[BEGIN Stored rows]

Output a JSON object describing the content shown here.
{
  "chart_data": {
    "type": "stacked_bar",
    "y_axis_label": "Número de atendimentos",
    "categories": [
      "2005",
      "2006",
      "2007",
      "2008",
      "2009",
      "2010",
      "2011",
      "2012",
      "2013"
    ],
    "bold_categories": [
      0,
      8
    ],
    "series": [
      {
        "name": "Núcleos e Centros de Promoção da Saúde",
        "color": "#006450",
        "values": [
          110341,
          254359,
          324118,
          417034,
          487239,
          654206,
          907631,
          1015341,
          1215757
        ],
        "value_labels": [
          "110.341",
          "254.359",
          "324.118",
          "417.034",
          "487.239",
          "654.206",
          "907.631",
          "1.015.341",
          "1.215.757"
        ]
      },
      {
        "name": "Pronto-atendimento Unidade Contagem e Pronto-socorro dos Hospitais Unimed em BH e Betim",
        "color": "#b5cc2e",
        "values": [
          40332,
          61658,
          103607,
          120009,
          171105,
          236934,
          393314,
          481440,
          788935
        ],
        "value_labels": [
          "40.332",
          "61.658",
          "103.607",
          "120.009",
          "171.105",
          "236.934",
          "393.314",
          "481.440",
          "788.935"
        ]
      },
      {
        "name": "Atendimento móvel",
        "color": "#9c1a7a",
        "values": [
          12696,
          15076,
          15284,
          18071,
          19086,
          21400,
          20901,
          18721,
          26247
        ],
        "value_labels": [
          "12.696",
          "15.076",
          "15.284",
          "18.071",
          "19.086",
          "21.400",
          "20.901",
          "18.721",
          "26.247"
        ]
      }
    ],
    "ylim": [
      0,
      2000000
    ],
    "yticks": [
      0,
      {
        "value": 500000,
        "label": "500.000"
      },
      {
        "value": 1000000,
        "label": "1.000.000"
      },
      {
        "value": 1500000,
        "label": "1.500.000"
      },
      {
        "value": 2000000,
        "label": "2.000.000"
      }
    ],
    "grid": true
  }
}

[END Stored rows]

Extract, word for word, each line of the listing above.

Output a JSON object describing the content shown here.
{
  "chart_data": {
    "type": "stacked_bar",
    "y_axis_label": "Número de atendimentos",
    "categories": [
      "2005",
      "2006",
      "2007",
      "2008",
      "2009",
      "2010",
      "2011",
      "2012",
      "2013"
    ],
    "bold_categories": [
      0,
      8
    ],
    "series": [
      {
        "name": "Núcleos e Centros de Promoção da Saúde",
        "color": "#006450",
        "values": [
          110341,
          254359,
          324118,
          417034,
          487239,
          654206,
          907631,
          1015341,
          1215757
        ],
        "value_labels": [
          "110.341",
          "254.359",
          "324.118",
          "417.034",
          "487.239",
          "654.206",
          "907.631",
          "1.015.341",
          "1.215.757"
        ]
      },
      {
        "name": "Pronto-atendimento Unidade Contagem e Pronto-socorro dos Hospitais Unimed em BH e Betim",
        "color": "#b5cc2e",
        "values": [
          40332,
          61658,
          103607,
          120009,
          171105,
          236934,
          393314,
          481440,
          788935
        ],
        "value_labels": [
          "40.332",
          "61.658",
          "103.607",
          "120.009",
          "171.105",
          "236.934",
          "393.314",
          "481.440",
          "788.935"
        ]
      },
      {
        "name": "Atendimento móvel",
        "color": "#9c1a7a",
        "values": [
          12696,
          15076,
          15284,
          18071,
          19086,
          21400,
          20901,
          18721,
          26247
        ],
        "value_labels": [
          "12.696",
          "15.076",
          "15.284",
          "18.071",
          "19.086",
          "21.400",
          "20.901",
          "18.721",
          "26.247"
        ]
      }
    ],
    "ylim": [
      0,
      2000000
    ],
    "yticks": [
      0,
      {
        "value": 500000,
        "label": "500.000"
      },
      {
        "value": 1000000,
        "label": "1.000.000"
      },
      {
        "value": 1500000,
        "label": "1.500.000"
      },
      {
        "value": 2000000,
        "label": "2.000.000"
      }
    ],
    "grid": true
  }
}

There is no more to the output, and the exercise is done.